**Exercise goal**
Find every line in the records that holds the string "flag". Copy each one.

══════

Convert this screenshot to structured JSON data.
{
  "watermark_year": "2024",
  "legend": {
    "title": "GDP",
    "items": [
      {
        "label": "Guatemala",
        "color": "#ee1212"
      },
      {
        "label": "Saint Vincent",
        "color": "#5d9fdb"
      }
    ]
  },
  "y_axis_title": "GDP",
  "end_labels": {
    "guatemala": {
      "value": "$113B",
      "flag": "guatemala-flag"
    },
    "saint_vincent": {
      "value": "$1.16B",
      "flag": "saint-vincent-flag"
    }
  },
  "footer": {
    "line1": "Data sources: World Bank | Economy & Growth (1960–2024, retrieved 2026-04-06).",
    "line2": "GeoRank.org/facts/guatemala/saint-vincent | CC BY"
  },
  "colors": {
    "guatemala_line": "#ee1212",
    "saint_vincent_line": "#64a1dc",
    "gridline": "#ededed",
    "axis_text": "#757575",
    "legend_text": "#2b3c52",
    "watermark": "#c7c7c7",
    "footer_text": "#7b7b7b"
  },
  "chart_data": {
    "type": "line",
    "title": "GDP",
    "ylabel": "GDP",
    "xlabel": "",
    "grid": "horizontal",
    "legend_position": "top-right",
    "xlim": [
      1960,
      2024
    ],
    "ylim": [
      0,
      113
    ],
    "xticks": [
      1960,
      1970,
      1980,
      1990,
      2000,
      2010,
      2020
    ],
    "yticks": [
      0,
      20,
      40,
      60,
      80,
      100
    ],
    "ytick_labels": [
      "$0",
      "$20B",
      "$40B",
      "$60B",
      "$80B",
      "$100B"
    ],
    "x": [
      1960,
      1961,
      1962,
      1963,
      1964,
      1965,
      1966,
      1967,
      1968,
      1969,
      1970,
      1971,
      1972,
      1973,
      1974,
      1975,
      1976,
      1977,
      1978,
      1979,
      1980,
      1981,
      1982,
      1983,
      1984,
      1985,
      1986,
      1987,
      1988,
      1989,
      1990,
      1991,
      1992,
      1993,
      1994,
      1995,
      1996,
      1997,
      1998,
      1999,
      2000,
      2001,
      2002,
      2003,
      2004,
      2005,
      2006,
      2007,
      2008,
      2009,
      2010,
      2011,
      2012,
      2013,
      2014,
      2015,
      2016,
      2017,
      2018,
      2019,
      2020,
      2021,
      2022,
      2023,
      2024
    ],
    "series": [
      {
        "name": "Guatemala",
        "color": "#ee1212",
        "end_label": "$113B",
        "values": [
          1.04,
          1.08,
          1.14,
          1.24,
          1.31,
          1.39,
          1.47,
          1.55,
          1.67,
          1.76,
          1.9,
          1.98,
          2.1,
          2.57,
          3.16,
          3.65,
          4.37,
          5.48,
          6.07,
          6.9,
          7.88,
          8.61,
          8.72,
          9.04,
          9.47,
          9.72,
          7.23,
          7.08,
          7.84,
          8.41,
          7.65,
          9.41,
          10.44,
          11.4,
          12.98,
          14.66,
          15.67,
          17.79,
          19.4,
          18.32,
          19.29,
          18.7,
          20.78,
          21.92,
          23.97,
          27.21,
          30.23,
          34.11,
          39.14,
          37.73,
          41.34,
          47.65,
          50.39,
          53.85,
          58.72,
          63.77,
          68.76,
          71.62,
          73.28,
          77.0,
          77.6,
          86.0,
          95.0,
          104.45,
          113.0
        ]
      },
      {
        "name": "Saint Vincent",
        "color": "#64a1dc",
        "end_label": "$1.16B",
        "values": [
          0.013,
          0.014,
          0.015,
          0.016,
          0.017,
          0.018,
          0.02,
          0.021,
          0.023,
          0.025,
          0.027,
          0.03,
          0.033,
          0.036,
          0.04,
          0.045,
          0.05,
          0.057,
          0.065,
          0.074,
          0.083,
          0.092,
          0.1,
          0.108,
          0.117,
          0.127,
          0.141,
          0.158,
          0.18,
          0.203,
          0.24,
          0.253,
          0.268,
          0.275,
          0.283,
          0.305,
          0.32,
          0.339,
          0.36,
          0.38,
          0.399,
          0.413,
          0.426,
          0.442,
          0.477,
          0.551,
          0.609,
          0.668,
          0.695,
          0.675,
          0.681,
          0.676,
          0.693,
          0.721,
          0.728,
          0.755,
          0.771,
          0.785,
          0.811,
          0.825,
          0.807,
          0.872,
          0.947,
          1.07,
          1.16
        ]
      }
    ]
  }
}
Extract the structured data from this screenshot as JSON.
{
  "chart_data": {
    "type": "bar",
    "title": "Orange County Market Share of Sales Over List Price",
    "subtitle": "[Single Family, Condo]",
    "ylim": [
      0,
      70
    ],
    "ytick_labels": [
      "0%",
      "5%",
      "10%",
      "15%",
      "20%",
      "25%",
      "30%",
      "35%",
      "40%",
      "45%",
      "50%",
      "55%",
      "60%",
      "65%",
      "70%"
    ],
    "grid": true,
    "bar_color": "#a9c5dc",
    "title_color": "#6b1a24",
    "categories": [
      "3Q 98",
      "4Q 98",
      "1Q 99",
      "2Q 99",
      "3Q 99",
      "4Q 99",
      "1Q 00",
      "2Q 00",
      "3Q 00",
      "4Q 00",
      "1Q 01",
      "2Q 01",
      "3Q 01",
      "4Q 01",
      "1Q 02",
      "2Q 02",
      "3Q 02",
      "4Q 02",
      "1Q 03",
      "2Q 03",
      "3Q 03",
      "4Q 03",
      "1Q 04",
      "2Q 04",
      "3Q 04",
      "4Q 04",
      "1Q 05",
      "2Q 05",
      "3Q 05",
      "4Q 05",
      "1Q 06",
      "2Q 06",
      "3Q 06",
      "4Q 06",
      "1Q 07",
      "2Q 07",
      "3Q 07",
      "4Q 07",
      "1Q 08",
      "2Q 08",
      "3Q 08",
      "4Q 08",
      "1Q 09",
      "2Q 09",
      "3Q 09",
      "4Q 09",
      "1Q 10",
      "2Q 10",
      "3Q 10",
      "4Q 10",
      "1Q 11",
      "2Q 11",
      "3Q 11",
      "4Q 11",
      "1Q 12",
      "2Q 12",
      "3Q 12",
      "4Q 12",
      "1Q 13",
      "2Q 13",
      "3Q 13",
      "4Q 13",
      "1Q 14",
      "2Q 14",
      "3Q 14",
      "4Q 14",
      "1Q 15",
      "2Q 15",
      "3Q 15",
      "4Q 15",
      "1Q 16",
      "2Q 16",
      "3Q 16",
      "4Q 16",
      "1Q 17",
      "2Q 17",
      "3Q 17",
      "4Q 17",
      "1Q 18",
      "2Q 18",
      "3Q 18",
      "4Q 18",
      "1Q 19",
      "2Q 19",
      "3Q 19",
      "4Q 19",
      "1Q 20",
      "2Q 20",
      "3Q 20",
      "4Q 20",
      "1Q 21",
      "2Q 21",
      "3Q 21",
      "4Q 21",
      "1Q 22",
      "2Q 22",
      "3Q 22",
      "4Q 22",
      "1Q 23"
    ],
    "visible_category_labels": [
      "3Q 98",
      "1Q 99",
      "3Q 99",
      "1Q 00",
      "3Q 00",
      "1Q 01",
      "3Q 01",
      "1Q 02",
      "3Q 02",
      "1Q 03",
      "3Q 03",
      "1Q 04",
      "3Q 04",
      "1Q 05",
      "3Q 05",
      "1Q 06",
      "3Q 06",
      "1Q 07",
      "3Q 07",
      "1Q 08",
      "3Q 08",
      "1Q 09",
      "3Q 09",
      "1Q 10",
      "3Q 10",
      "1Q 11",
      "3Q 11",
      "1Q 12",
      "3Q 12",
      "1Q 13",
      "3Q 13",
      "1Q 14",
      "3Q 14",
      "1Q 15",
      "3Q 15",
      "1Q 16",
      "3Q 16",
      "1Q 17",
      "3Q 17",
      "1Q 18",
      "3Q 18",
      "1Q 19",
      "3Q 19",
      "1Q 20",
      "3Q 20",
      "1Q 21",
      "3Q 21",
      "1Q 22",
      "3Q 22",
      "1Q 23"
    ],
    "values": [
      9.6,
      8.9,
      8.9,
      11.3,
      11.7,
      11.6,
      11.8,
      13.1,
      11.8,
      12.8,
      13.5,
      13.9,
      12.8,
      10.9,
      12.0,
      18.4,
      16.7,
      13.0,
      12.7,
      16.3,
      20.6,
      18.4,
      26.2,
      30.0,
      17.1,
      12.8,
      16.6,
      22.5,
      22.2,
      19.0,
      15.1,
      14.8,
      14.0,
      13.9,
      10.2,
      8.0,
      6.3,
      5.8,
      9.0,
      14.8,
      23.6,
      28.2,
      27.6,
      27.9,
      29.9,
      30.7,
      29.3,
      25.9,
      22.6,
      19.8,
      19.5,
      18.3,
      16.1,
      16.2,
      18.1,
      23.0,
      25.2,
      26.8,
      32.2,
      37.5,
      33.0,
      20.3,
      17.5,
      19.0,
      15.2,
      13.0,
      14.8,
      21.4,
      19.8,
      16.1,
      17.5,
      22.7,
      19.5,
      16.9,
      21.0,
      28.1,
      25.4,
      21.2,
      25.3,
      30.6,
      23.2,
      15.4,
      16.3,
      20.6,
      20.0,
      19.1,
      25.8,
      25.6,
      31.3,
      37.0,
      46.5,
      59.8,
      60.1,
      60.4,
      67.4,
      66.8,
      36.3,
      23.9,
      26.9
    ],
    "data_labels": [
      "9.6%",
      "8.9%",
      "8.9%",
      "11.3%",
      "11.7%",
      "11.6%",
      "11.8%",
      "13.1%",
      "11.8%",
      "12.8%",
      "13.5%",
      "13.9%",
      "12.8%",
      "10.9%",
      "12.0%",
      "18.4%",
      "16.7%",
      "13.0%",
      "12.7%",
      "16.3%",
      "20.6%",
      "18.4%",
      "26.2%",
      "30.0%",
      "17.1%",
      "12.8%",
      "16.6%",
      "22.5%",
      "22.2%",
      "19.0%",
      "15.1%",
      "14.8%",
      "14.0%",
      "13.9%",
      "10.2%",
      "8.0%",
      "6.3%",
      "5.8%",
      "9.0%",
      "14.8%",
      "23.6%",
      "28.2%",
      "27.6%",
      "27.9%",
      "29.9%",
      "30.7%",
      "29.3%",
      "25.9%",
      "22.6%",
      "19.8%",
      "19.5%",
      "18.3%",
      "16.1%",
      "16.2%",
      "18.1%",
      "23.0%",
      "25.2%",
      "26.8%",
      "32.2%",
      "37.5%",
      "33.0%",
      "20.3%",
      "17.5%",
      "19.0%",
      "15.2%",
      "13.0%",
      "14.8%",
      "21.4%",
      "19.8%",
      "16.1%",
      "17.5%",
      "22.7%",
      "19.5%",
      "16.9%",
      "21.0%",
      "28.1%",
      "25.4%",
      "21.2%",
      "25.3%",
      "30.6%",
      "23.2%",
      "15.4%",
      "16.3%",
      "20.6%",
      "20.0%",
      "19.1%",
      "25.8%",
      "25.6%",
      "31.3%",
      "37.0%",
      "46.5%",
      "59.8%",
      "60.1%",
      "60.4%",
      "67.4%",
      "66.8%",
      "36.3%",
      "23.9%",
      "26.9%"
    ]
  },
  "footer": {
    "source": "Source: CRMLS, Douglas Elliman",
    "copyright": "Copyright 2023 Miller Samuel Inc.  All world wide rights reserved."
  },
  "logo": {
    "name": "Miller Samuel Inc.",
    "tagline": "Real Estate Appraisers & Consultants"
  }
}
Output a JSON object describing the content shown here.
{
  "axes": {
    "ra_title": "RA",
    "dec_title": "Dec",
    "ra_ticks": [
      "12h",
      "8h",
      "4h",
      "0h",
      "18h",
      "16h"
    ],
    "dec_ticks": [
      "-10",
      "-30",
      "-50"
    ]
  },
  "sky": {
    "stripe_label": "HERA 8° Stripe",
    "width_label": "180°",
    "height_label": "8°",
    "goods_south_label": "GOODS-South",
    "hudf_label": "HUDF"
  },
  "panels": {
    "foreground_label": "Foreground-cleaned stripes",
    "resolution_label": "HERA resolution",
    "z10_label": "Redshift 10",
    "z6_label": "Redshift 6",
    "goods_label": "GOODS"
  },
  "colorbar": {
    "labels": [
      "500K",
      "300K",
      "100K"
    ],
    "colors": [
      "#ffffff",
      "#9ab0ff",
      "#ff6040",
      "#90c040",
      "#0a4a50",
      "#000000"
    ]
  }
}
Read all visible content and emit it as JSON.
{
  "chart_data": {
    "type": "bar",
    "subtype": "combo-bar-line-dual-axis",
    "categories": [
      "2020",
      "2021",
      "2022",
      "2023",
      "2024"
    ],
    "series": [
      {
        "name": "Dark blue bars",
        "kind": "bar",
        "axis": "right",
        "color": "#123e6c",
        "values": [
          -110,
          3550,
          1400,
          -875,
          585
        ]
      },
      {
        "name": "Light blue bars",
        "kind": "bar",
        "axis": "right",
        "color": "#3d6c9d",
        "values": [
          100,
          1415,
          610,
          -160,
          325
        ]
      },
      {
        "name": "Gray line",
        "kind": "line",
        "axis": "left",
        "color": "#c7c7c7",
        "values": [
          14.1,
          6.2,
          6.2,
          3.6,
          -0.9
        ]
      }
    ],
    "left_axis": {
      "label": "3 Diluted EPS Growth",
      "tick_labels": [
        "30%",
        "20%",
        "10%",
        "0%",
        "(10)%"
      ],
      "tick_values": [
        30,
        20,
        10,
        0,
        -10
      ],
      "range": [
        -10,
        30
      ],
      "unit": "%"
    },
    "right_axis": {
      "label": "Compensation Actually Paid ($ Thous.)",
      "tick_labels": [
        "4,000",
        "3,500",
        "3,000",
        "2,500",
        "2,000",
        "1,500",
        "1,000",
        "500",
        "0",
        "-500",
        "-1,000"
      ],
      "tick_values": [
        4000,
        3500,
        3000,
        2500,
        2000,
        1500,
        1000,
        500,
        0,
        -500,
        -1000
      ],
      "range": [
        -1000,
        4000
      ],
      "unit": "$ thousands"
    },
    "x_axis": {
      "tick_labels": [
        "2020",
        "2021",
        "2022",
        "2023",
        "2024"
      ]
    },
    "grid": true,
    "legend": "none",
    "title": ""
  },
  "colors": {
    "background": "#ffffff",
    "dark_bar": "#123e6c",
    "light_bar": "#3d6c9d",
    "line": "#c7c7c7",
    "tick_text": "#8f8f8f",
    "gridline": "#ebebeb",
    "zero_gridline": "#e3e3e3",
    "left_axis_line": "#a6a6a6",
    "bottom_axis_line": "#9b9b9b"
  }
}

══════

**Exercise response**
      "flag": "guatemala-flag"
      "flag": "saint-vincent-flag"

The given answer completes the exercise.